• **Stated problem**:
Return each line containing "nights".
┌──
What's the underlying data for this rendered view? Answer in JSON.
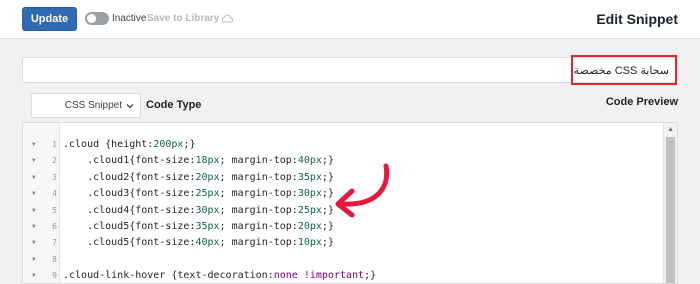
{
  "toolbar": {
    "update_label": "Update",
    "status_label": "Inactive",
    "save_library_label": "Save to Library",
    "page_title": "Edit Snippet"
  },
  "snippet": {
    "title_value": "سحابة CSS مخصصة",
    "type_value": "CSS Snippet",
    "type_label": "Code Type",
    "preview_label": "Code Preview"
  },
  "colors": {
    "accent": "#2f6ab3",
    "highlight": "#e3262c",
    "arrow": "#e8173b"
  },
  "code_lines": [
    {
      "n": "1",
      "html": ".cloud {height:<span class='num-val'>200px</span>;}"
    },
    {
      "n": "2",
      "html": "    .cloud1{font-size:<span class='num-val'>18px</span>; margin-top:<span class='num-val'>40px</span>;}"
    },
    {
      "n": "3",
      "html": "    .cloud2{font-size:<span class='num-val'>20px</span>; margin-top:<span class='num-val'>35px</span>;}"
    },
    {
      "n": "4",
      "html": "    .cloud3{font-size:<span class='num-val'>25px</span>; margin-top:<span class='num-val'>30px</span>;}"
    },
    {
      "n": "5",
      "html": "    .cloud4{font-size:<span class='num-val'>30px</span>; margin-top:<span class='num-val'>25px</span>;}"
    },
    {
      "n": "6",
      "html": "    .cloud5{font-size:<span class='num-val'>35px</span>; margin-top:<span class='num-val'>20px</span>;}"
    },
    {
      "n": "7",
      "html": "    .cloud5{font-size:<span class='num-val'>40px</span>; margin-top:<span class='num-val'>10px</span>;}"
    },
    {
      "n": "8",
      "html": ""
    },
    {
      "n": "9",
      "html": ".cloud-link-hover {text-decoration:<span class='kw'>none</span> <span class='imp'>!important</span>;}"
    }
  ]
}
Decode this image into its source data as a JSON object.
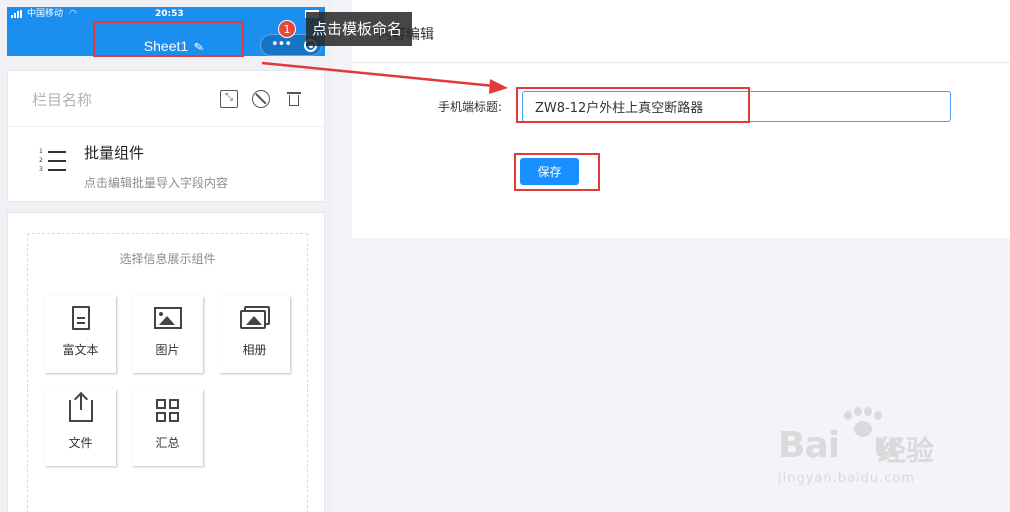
{
  "status_bar": {
    "carrier": "中国移动",
    "time": "20:53"
  },
  "header": {
    "sheet_name": "Sheet1",
    "badge_count": "1",
    "tooltip": "点击模板命名"
  },
  "column": {
    "name_placeholder": "栏目名称",
    "batch_title": "批量组件",
    "batch_desc": "点击编辑批量导入字段内容"
  },
  "widgets": {
    "title": "选择信息展示组件",
    "items": [
      {
        "label": "富文本",
        "icon": "document-icon"
      },
      {
        "label": "图片",
        "icon": "image-icon"
      },
      {
        "label": "相册",
        "icon": "album-icon"
      },
      {
        "label": "文件",
        "icon": "upload-icon"
      },
      {
        "label": "汇总",
        "icon": "grid-icon"
      }
    ]
  },
  "editor": {
    "heading": "内容编辑",
    "field_label": "手机端标题:",
    "title_value": "ZW8-12户外柱上真空断路器",
    "save_label": "保存"
  },
  "watermark": {
    "logo": "Bai",
    "logo_end": "u",
    "brand_cn": "经验",
    "url": "jingyan.baidu.com"
  },
  "colors": {
    "primary": "#1890ff",
    "header_blue": "#1b8ef0",
    "annotation_red": "#e03b3b"
  }
}
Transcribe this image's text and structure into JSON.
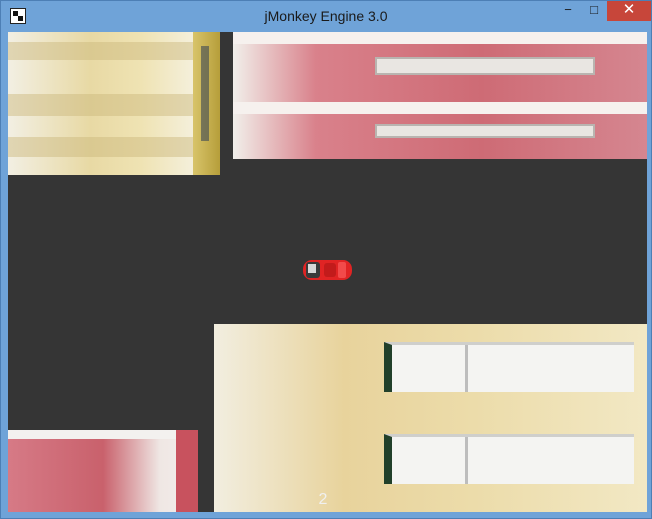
{
  "window": {
    "title": "jMonkey Engine 3.0",
    "controls": {
      "minimize": "−",
      "maximize": "□",
      "close": "✕"
    },
    "app_icon": "jmonkey-logo-icon"
  },
  "scene": {
    "description_colors": {
      "road": "#353535",
      "car": "#e02424",
      "accent_close": "#c7463a"
    },
    "hud": {
      "counter": "2"
    }
  }
}
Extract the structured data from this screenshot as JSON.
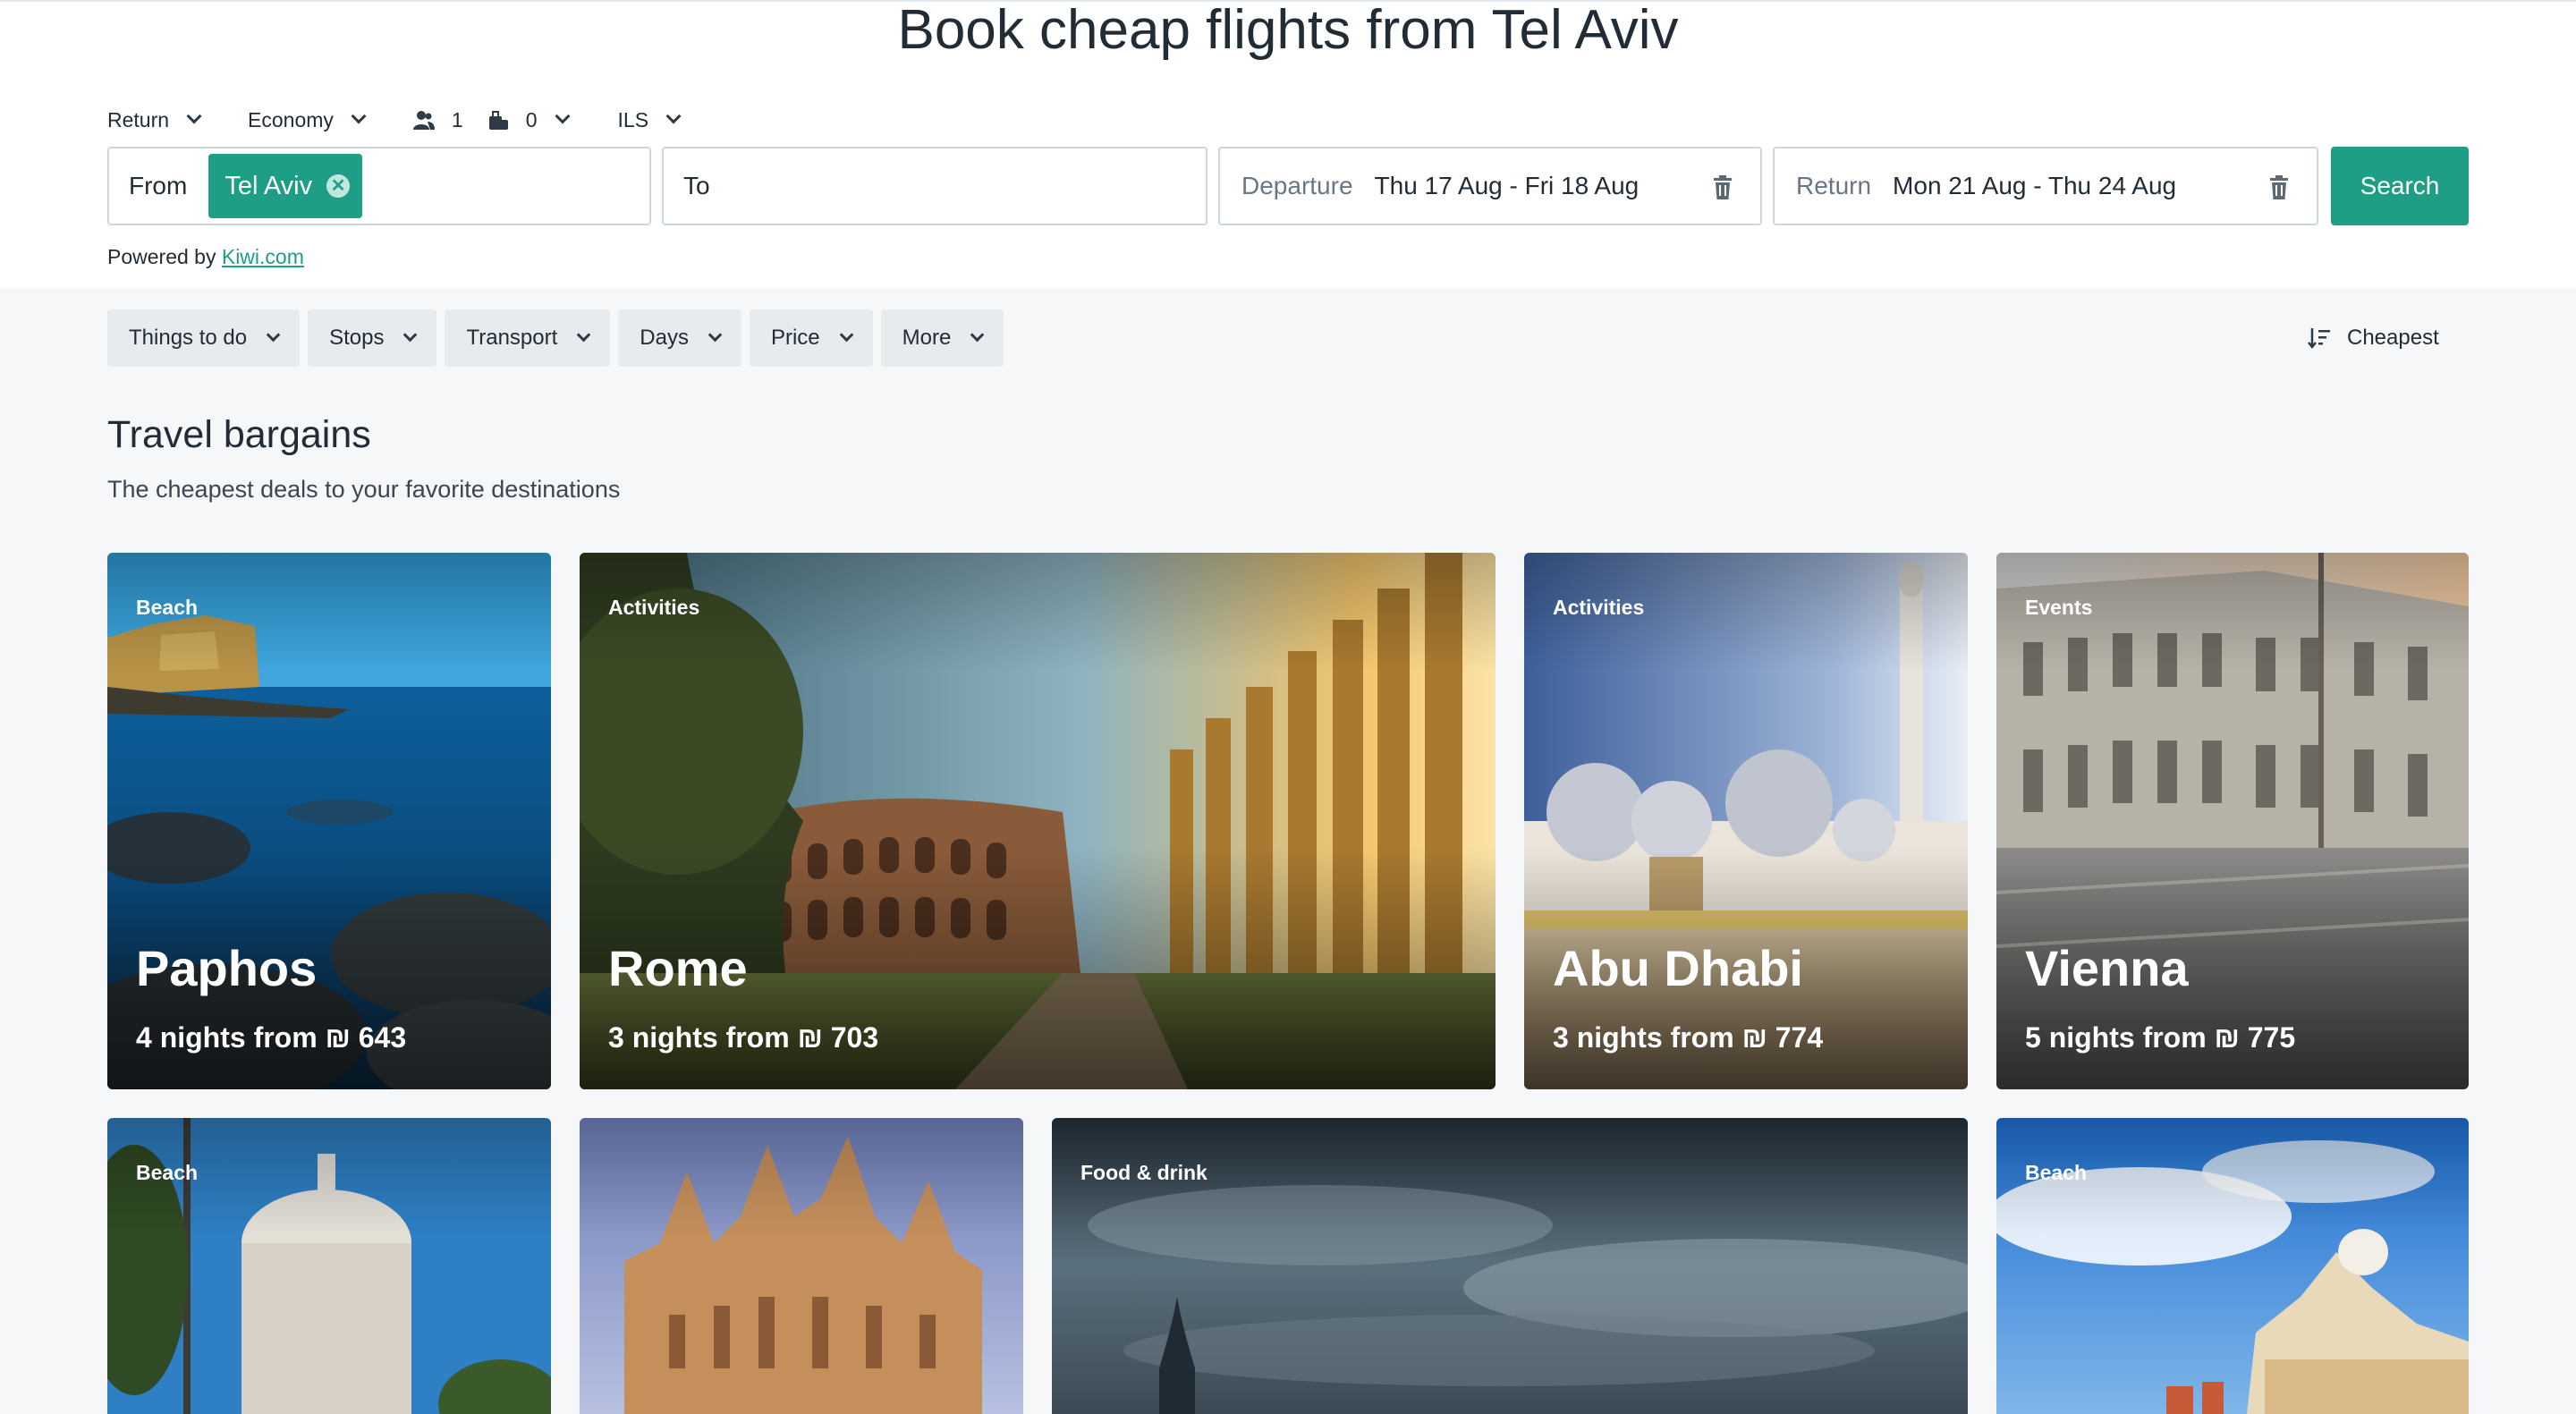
{
  "page": {
    "title": "Book cheap flights from Tel Aviv"
  },
  "options": {
    "trip_type": "Return",
    "cabin": "Economy",
    "passengers": "1",
    "bags": "0",
    "currency": "ILS"
  },
  "search": {
    "from_label": "From",
    "from_chip": "Tel Aviv",
    "to_label": "To",
    "departure_label": "Departure",
    "departure_value": "Thu 17 Aug -  Fri 18 Aug",
    "return_label": "Return",
    "return_value": "Mon 21 Aug -  Thu 24 Aug",
    "search_button": "Search",
    "powered_prefix": "Powered by",
    "powered_link": "Kiwi.com"
  },
  "filters": [
    "Things to do",
    "Stops",
    "Transport",
    "Days",
    "Price",
    "More"
  ],
  "sort": {
    "label": "Cheapest"
  },
  "section": {
    "title": "Travel bargains",
    "subtitle": "The cheapest deals to your favorite destinations"
  },
  "cards_row1": [
    {
      "tag": "Beach",
      "city": "Paphos",
      "price": "4 nights from ₪ 643"
    },
    {
      "tag": "Activities",
      "city": "Rome",
      "price": "3 nights from ₪ 703"
    },
    {
      "tag": "Activities",
      "city": "Abu Dhabi",
      "price": "3 nights from ₪ 774"
    },
    {
      "tag": "Events",
      "city": "Vienna",
      "price": "5 nights from ₪ 775"
    }
  ],
  "cards_row2": [
    {
      "tag": "Beach"
    },
    {
      "tag": ""
    },
    {
      "tag": "Food & drink"
    },
    {
      "tag": "Beach"
    }
  ],
  "colors": {
    "accent": "#1f9e86",
    "page_bg": "#f5f7f9",
    "filter_bg": "#e8ebee"
  }
}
└──
• **Worked answer**:
      "price": "4 nights from ₪ 643"
      "price": "3 nights from ₪ 703"
      "price": "3 nights from ₪ 774"
      "price": "5 nights from ₪ 775"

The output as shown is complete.